- [WRITTEN TASK]: Retype the line in which "Give me the" appears, then every line after it until the records end. Leave out the pictures.

- [MATERIAL]:
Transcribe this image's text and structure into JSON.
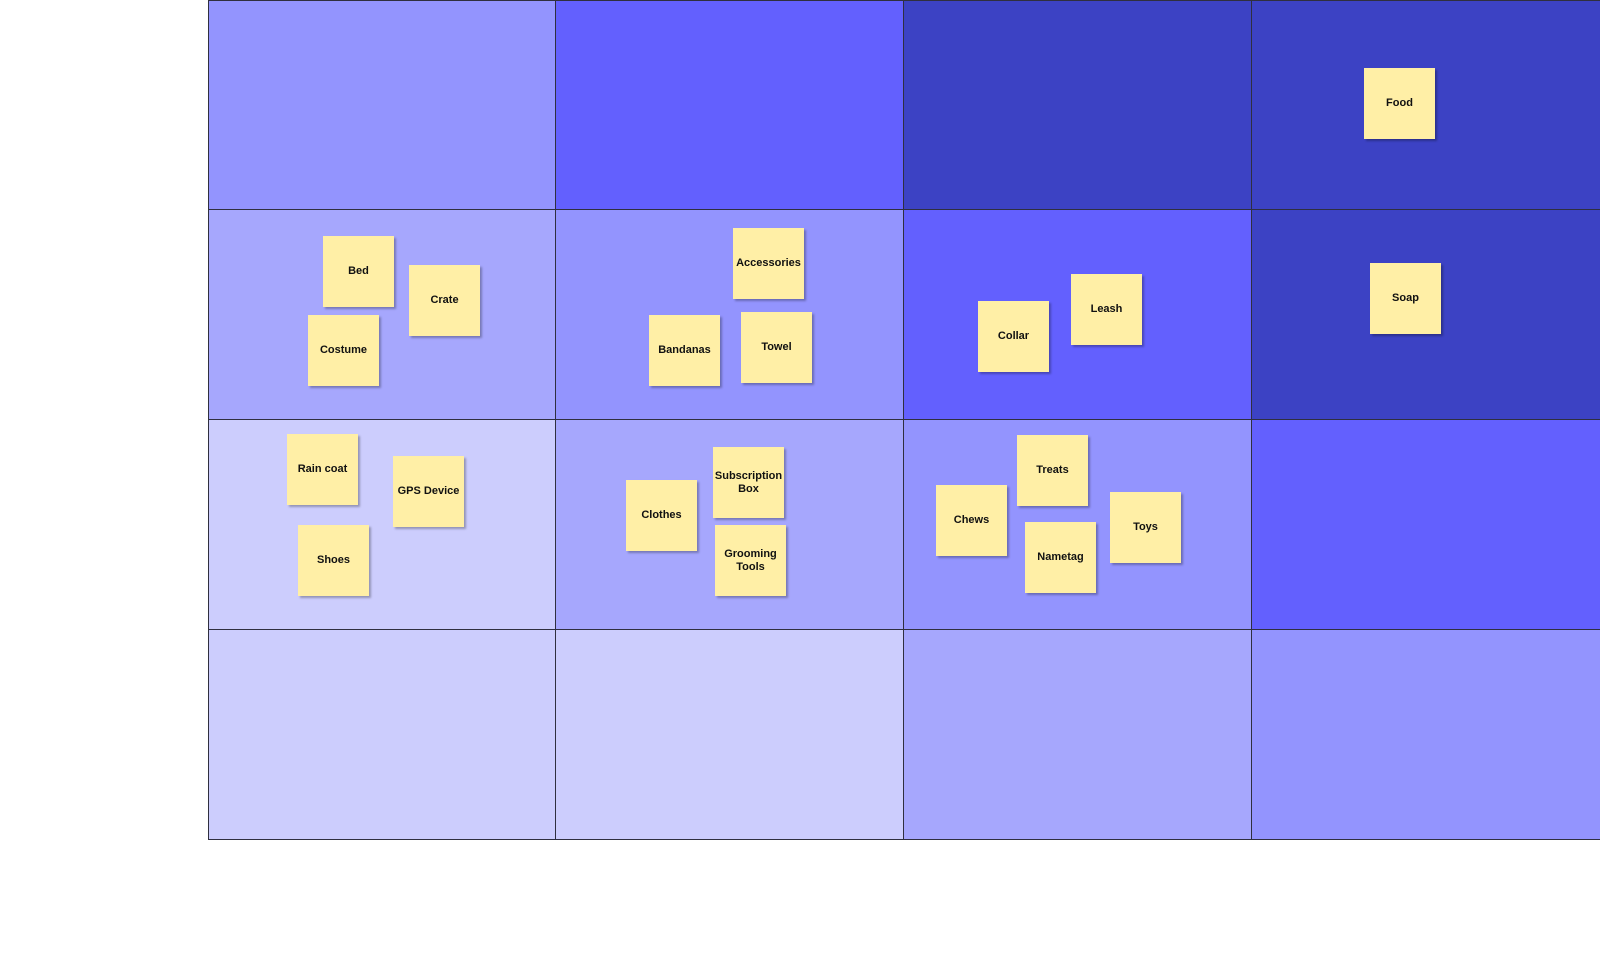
{
  "palette": {
    "lightest": "#cccdfd",
    "light": "#a6a7fd",
    "medium": "#9394fe",
    "bright": "#6360fe",
    "dark": "#3c42c4",
    "note_fill": "#ffefa6",
    "grid_line": "#2f2f3f"
  },
  "grid": [
    [
      "medium",
      "bright",
      "dark",
      "dark"
    ],
    [
      "light",
      "medium",
      "bright",
      "dark"
    ],
    [
      "lightest",
      "light",
      "medium",
      "bright"
    ],
    [
      "lightest",
      "lightest",
      "light",
      "medium"
    ]
  ],
  "notes": [
    {
      "id": "food",
      "label": "Food",
      "row": 0,
      "col": 3
    },
    {
      "id": "bed",
      "label": "Bed",
      "row": 1,
      "col": 0
    },
    {
      "id": "crate",
      "label": "Crate",
      "row": 1,
      "col": 0
    },
    {
      "id": "costume",
      "label": "Costume",
      "row": 1,
      "col": 0
    },
    {
      "id": "accessories",
      "label": "Accessories",
      "row": 1,
      "col": 1
    },
    {
      "id": "bandanas",
      "label": "Bandanas",
      "row": 1,
      "col": 1
    },
    {
      "id": "towel",
      "label": "Towel",
      "row": 1,
      "col": 1
    },
    {
      "id": "collar",
      "label": "Collar",
      "row": 1,
      "col": 2
    },
    {
      "id": "leash",
      "label": "Leash",
      "row": 1,
      "col": 2
    },
    {
      "id": "soap",
      "label": "Soap",
      "row": 1,
      "col": 3
    },
    {
      "id": "rain-coat",
      "label": "Rain coat",
      "row": 2,
      "col": 0
    },
    {
      "id": "gps-device",
      "label": "GPS Device",
      "row": 2,
      "col": 0
    },
    {
      "id": "shoes",
      "label": "Shoes",
      "row": 2,
      "col": 0
    },
    {
      "id": "clothes",
      "label": "Clothes",
      "row": 2,
      "col": 1
    },
    {
      "id": "subscription-box",
      "label": "Subscription Box",
      "row": 2,
      "col": 1
    },
    {
      "id": "grooming-tools",
      "label": "Grooming Tools",
      "row": 2,
      "col": 1
    },
    {
      "id": "chews",
      "label": "Chews",
      "row": 2,
      "col": 2
    },
    {
      "id": "treats",
      "label": "Treats",
      "row": 2,
      "col": 2
    },
    {
      "id": "nametag",
      "label": "Nametag",
      "row": 2,
      "col": 2
    },
    {
      "id": "toys",
      "label": "Toys",
      "row": 2,
      "col": 2
    }
  ]
}
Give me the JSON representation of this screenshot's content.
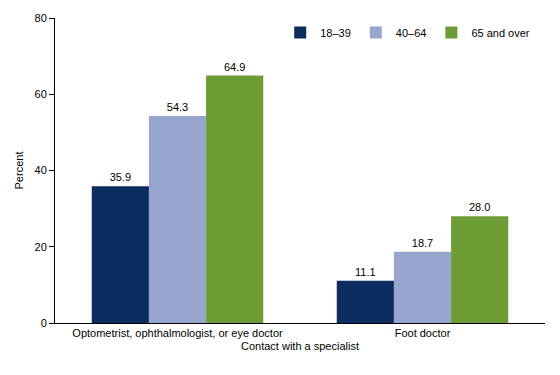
{
  "chart_data": {
    "type": "bar",
    "x_label": "Contact with a specialist",
    "y_label": "Percent",
    "categories": [
      "Optometrist, ophthalmologist, or eye doctor",
      "Foot doctor"
    ],
    "series": [
      {
        "name": "18–39",
        "color": "#0c2b5e",
        "values": [
          35.9,
          11.1
        ],
        "value_labels": [
          "35.9",
          "11.1"
        ]
      },
      {
        "name": "40–64",
        "color": "#98a5cc",
        "values": [
          54.3,
          18.7
        ],
        "value_labels": [
          "54.3",
          "18.7"
        ]
      },
      {
        "name": "65 and over",
        "color": "#6e9c34",
        "values": [
          64.9,
          28.0
        ],
        "value_labels": [
          "64.9",
          "28.0"
        ]
      }
    ],
    "ylim": [
      0,
      80
    ],
    "yticks": [
      0,
      20,
      40,
      60,
      80
    ],
    "grid": false,
    "legend": "top right",
    "data_labels": true
  }
}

- [RESULT FOR THIS EXERCISE]:
Give me the JSON representation of this screenshot's content.
{
  "chart_data": {
    "type": "bar",
    "x_label": "Contact with a specialist",
    "y_label": "Percent",
    "categories": [
      "Optometrist, ophthalmologist, or eye doctor",
      "Foot doctor"
    ],
    "series": [
      {
        "name": "18–39",
        "color": "#0c2b5e",
        "values": [
          35.9,
          11.1
        ],
        "value_labels": [
          "35.9",
          "11.1"
        ]
      },
      {
        "name": "40–64",
        "color": "#98a5cc",
        "values": [
          54.3,
          18.7
        ],
        "value_labels": [
          "54.3",
          "18.7"
        ]
      },
      {
        "name": "65 and over",
        "color": "#6e9c34",
        "values": [
          64.9,
          28.0
        ],
        "value_labels": [
          "64.9",
          "28.0"
        ]
      }
    ],
    "ylim": [
      0,
      80
    ],
    "yticks": [
      0,
      20,
      40,
      60,
      80
    ],
    "grid": false,
    "legend": "top right",
    "data_labels": true
  }
}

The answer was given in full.